Task goal: Transcribe every line exactly and omit anything that is a picture.

Collected data

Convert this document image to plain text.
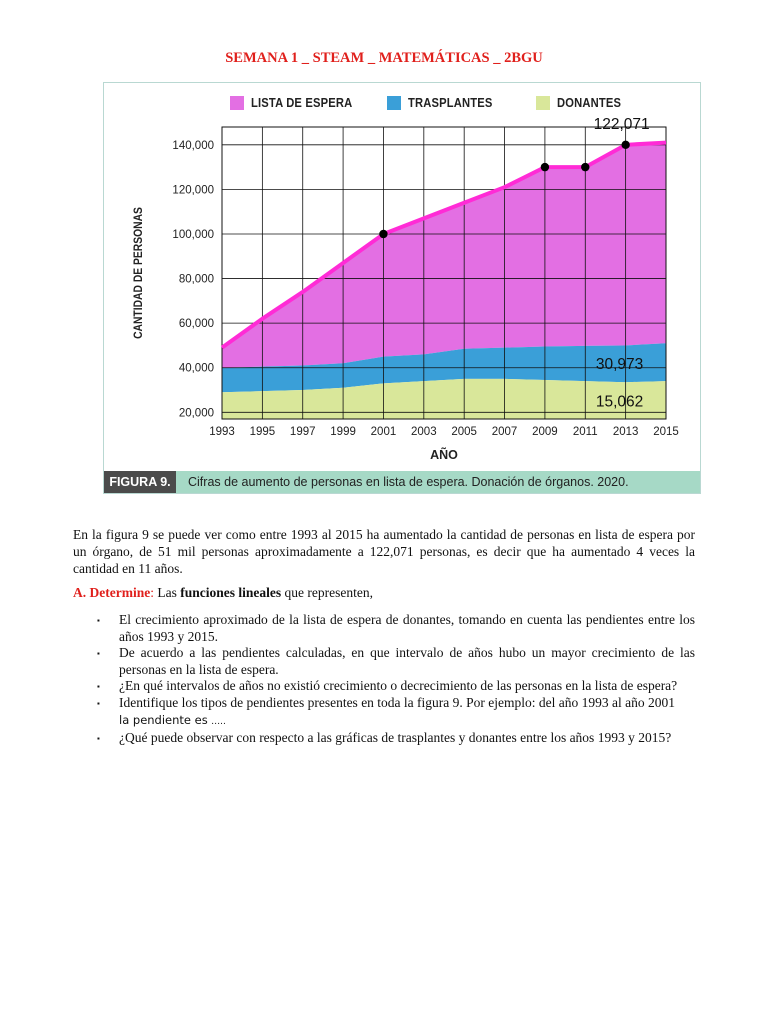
SEMANA 1 _ STEAM _ MATEMÁTICAS _ 2BGU
LISTA DE ESPERA	TRASPLANTES	DONANTES
20,000
40,000
60,000
80,000
100,000
120,000
140,000
1993 1995 1997 1999 2001 2003 2005 2007 2009 2011 2013 2015
AÑO
CANTIDAD DE PERSONAS
122,071
30,973
15,062
FIGURA 9.	Cifras de aumento de personas en lista de espera. Donación de órganos. 2020.
En la figura 9 se puede ver como entre 1993 al 2015 ha aumentado la cantidad de personas en lista de espera por un órgano, de 51 mil personas aproximadamente a 122,071 personas, es decir que ha aumentado 4 veces la cantidad en 11 años.
A. Determine: Las funciones lineales que representen,
▪ El crecimiento aproximado de la lista de espera de donantes, tomando en cuenta las pendientes entre los años 1993 y 2015.
▪ De acuerdo a las pendientes calculadas, en que intervalo de años hubo un mayor crecimiento de las personas en la lista de espera.
▪ ¿En qué intervalos de años no existió crecimiento o decrecimiento de las personas en la lista de espera?
▪ Identifique los tipos de pendientes presentes en toda la figura 9. Por ejemplo: del año 1993 al año 2001
la pendiente es …..
▪ ¿Qué puede observar con respecto a las gráficas de trasplantes y donantes entre los años 1993 y 2015?
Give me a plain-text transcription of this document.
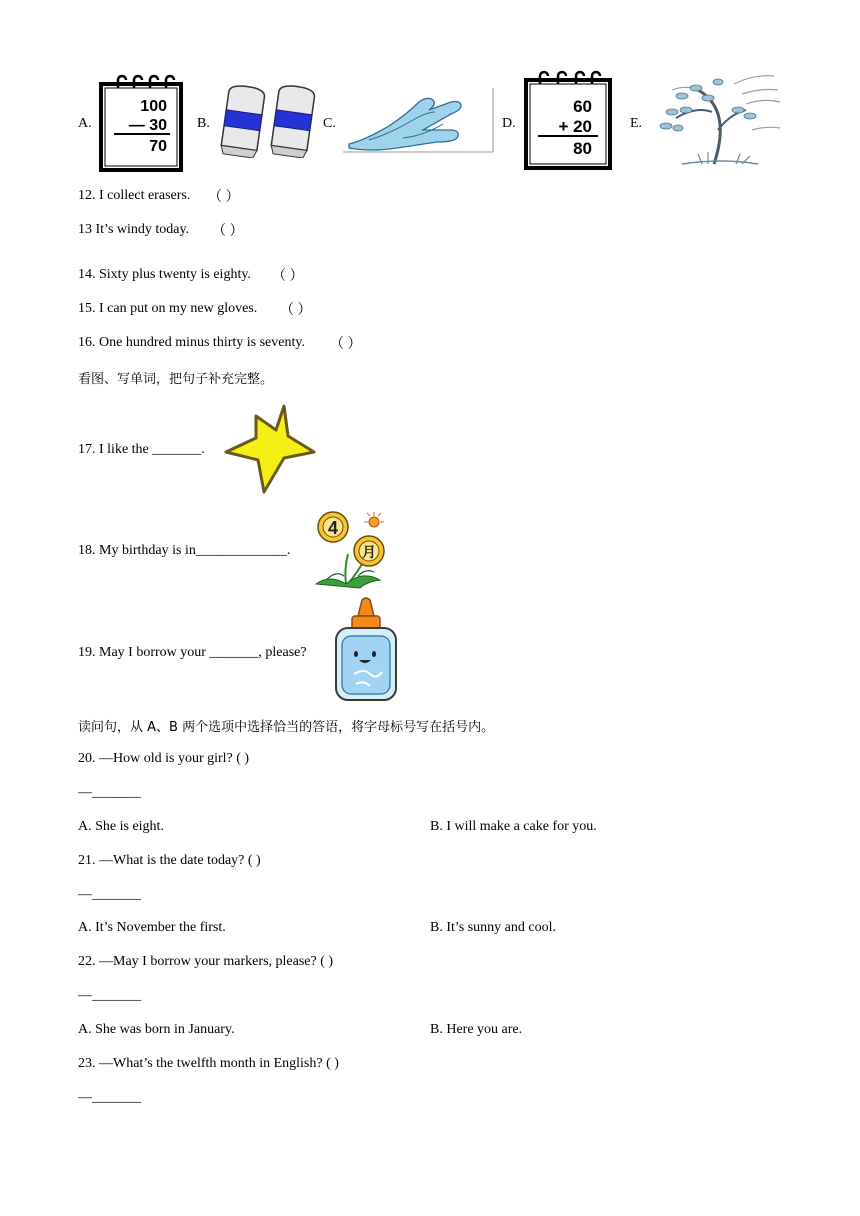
A.
100
— 30
70
B.	C.	D.
60
+ 20
80
E.
12. I collect erasers. （ ）
13 It’s windy today. （ ）
14. Sixty plus twenty is eighty. （ ）
15. I can put on my new gloves. （ ）
16. One hundred minus thirty is seventy. （ ）
看图、写单词，把句子补充完整。
17. I like the _______.
18. My birthday is in_____________.
4
月
19. May I borrow your _______, please?
读问句，从 A、B 两个选项中选择恰当的答语，将字母标号写在括号内。
20. —How old is your girl? ( )
—_______
A. She is eight.	B. I will make a cake for you.
21. —What is the date today? ( )
—_______
A. It’s November the first.	B. It’s sunny and cool.
22. —May I borrow your markers, please? ( )
—_______
A. She was born in January.	B. Here you are.
23. —What’s the twelfth month in English? ( )
—_______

Task answer:
Convert this document image to plain text.
SEMANA 1 _ STEAM _ MATEMÁTICAS _ 2BGU
LISTA DE ESPERA	TRASPLANTES	DONANTES
20,000
40,000
60,000
80,000
100,000
120,000
140,000
1993 1995 1997 1999 2001 2003 2005 2007 2009 2011 2013 2015
AÑO
CANTIDAD DE PERSONAS
122,071
30,973
15,062
FIGURA 9.	Cifras de aumento de personas en lista de espera. Donación de órganos. 2020.
En la figura 9 se puede ver como entre 1993 al 2015 ha aumentado la cantidad de personas en lista de espera por un órgano, de 51 mil personas aproximadamente a 122,071 personas, es decir que ha aumentado 4 veces la cantidad en 11 años.
A. Determine: Las funciones lineales que representen,
▪ El crecimiento aproximado de la lista de espera de donantes, tomando en cuenta las pendientes entre los años 1993 y 2015.
▪ De acuerdo a las pendientes calculadas, en que intervalo de años hubo un mayor crecimiento de las personas en la lista de espera.
▪ ¿En qué intervalos de años no existió crecimiento o decrecimiento de las personas en la lista de espera?
▪ Identifique los tipos de pendientes presentes en toda la figura 9. Por ejemplo: del año 1993 al año 2001
la pendiente es …..
▪ ¿Qué puede observar con respecto a las gráficas de trasplantes y donantes entre los años 1993 y 2015?
Give me a plain-text transcription of this document.
A.
100
— 30
70
B.	C.	D.
60
+ 20
80
E.
12. I collect erasers. （ ）
13 It’s windy today. （ ）
14. Sixty plus twenty is eighty. （ ）
15. I can put on my new gloves. （ ）
16. One hundred minus thirty is seventy. （ ）
看图、写单词，把句子补充完整。
17. I like the _______.
18. My birthday is in_____________.
4
月
19. May I borrow your _______, please?
读问句，从 A、B 两个选项中选择恰当的答语，将字母标号写在括号内。
20. —How old is your girl? ( )
—_______
A. She is eight.	B. I will make a cake for you.
21. —What is the date today? ( )
—_______
A. It’s November the first.	B. It’s sunny and cool.
22. —May I borrow your markers, please? ( )
—_______
A. She was born in January.	B. Here you are.
23. —What’s the twelfth month in English? ( )
—_______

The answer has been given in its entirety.